- What is expected
Find how many lines in the data below mention "text". Give the number only.

- Data for processing
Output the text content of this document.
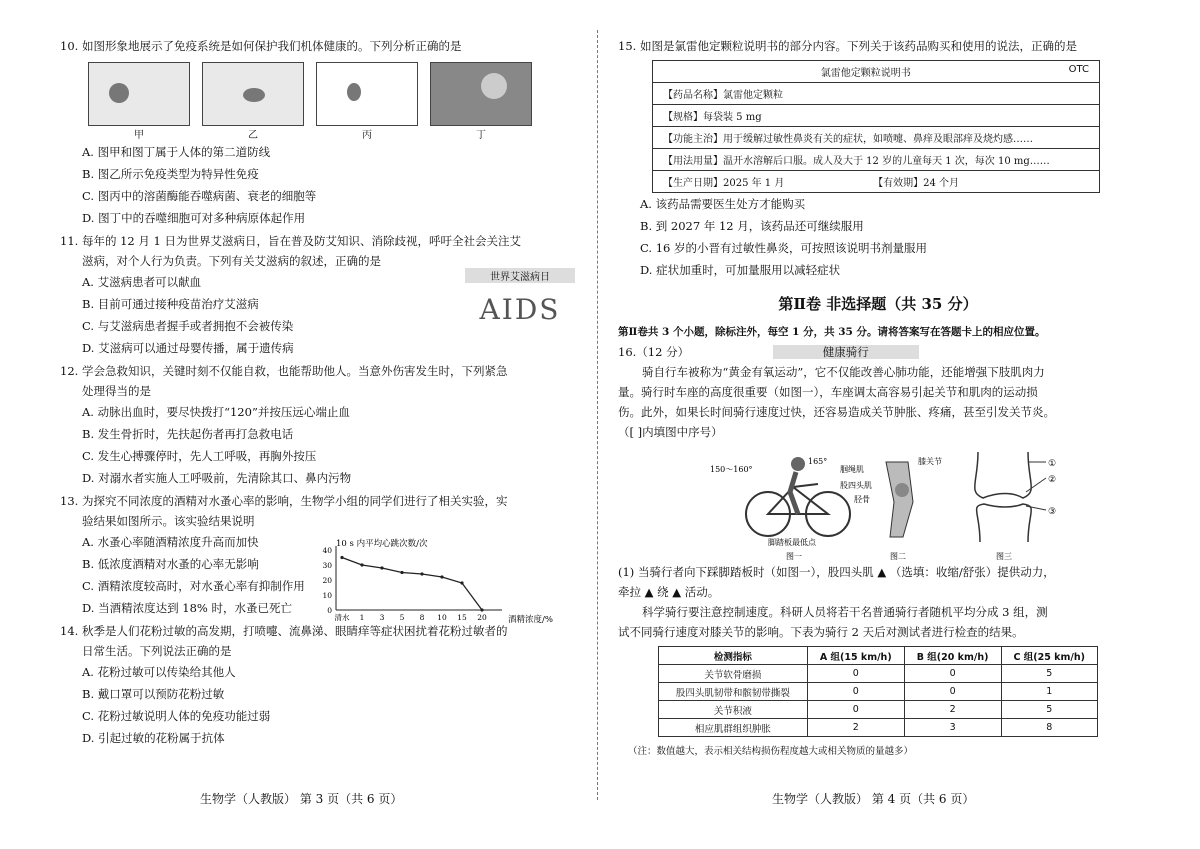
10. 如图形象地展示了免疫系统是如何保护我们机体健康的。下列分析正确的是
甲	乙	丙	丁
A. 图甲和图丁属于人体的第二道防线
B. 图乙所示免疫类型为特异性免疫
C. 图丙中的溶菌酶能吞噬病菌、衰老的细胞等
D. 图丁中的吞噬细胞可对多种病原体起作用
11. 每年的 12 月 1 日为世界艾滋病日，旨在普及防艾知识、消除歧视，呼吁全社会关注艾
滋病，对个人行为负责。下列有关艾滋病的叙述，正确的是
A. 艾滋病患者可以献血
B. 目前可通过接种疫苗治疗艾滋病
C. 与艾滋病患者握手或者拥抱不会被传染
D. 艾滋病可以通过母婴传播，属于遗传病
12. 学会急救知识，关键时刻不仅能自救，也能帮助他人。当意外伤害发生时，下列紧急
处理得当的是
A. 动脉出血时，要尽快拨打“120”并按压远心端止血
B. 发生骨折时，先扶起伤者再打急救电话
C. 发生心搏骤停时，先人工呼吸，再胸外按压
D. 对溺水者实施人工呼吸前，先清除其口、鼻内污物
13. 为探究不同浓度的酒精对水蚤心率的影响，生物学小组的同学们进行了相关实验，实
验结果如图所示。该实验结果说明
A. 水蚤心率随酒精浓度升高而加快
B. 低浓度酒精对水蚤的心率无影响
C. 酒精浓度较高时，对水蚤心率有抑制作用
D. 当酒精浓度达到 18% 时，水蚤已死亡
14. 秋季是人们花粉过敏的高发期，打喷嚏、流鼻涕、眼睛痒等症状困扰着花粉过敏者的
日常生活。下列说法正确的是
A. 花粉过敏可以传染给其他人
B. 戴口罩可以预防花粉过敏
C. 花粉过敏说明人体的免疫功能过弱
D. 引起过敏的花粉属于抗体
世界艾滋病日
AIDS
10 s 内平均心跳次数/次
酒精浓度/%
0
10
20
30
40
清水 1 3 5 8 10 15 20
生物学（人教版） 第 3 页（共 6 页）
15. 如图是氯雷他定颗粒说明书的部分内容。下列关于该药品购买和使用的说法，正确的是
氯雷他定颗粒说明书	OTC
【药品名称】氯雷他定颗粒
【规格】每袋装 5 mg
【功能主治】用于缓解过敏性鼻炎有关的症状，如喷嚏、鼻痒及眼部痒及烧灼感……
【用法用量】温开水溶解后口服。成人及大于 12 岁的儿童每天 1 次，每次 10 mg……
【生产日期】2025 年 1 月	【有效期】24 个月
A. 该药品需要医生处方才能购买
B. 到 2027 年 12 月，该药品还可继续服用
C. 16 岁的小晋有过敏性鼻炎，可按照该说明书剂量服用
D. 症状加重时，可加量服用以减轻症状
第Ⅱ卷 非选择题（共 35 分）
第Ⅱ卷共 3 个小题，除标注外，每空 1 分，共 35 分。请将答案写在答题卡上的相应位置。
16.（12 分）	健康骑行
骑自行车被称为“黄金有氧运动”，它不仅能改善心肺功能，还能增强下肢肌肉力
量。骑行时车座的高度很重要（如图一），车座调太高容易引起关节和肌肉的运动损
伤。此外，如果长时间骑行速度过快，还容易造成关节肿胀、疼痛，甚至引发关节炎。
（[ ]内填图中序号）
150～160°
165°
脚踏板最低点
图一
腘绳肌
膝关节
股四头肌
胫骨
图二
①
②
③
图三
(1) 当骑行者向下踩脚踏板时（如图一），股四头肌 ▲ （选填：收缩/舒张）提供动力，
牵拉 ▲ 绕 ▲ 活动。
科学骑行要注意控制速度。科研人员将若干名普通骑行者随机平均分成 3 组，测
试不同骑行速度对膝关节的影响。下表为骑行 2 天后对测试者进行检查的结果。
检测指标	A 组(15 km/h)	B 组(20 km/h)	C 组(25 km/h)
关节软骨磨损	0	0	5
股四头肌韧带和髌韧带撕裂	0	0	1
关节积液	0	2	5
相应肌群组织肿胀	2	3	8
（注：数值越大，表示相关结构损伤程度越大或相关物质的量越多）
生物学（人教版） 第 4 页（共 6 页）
...
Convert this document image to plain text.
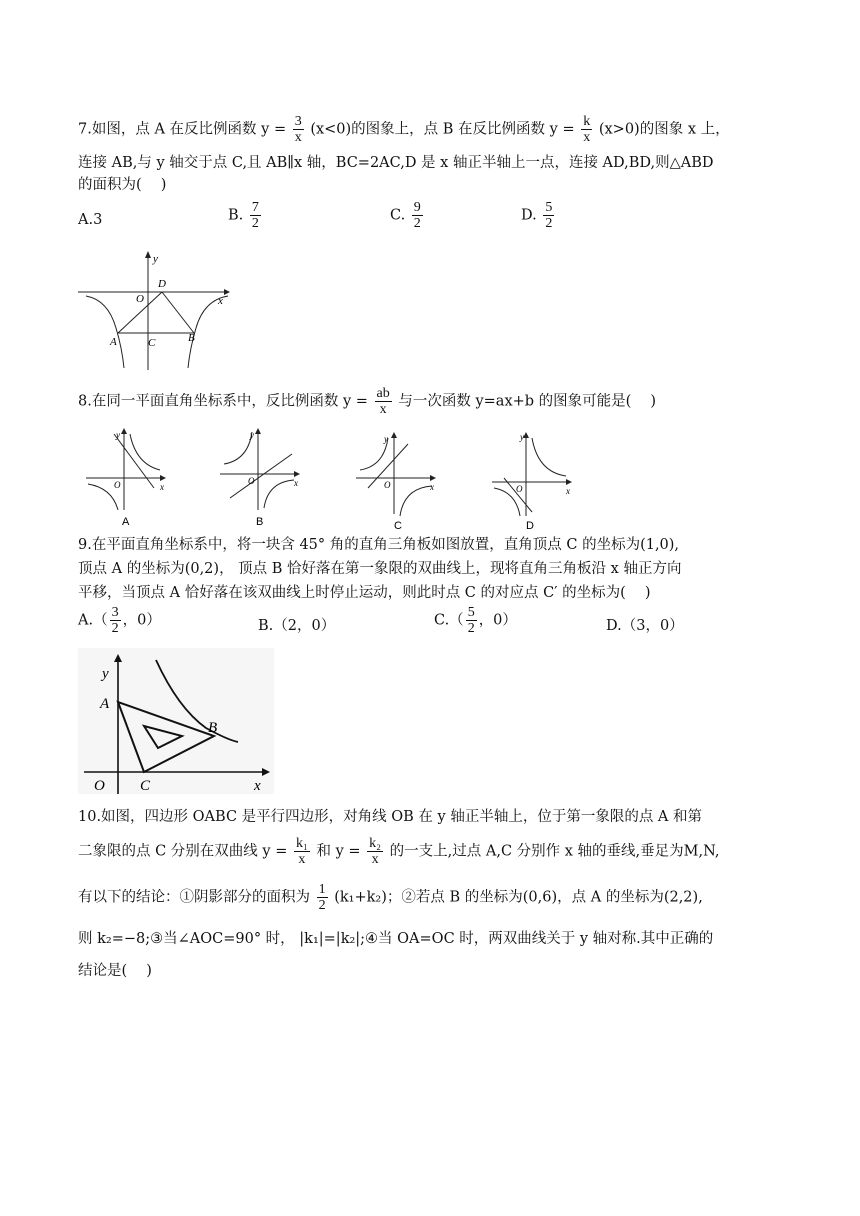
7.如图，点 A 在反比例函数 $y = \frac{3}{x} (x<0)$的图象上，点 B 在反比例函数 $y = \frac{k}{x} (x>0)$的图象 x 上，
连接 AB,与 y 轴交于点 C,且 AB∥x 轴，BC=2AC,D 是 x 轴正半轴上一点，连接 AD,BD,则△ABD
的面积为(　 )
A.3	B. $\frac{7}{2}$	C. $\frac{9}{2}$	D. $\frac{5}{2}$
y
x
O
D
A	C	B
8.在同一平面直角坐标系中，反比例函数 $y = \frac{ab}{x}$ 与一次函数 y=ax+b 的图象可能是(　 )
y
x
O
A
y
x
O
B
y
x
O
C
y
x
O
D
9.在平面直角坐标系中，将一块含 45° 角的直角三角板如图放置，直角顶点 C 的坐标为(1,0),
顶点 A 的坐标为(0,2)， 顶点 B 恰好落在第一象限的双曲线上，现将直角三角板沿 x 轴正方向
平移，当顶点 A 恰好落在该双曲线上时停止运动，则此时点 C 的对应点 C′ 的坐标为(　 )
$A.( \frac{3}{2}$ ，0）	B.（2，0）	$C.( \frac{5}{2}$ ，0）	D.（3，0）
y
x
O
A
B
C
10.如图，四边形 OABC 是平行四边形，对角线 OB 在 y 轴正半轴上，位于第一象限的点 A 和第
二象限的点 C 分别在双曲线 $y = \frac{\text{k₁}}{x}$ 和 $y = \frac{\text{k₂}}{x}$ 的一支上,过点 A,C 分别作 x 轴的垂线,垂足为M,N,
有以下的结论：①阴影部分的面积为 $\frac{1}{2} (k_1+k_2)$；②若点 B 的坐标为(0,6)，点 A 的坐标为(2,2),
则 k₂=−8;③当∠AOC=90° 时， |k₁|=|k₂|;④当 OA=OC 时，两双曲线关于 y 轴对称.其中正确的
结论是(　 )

- Correct result
3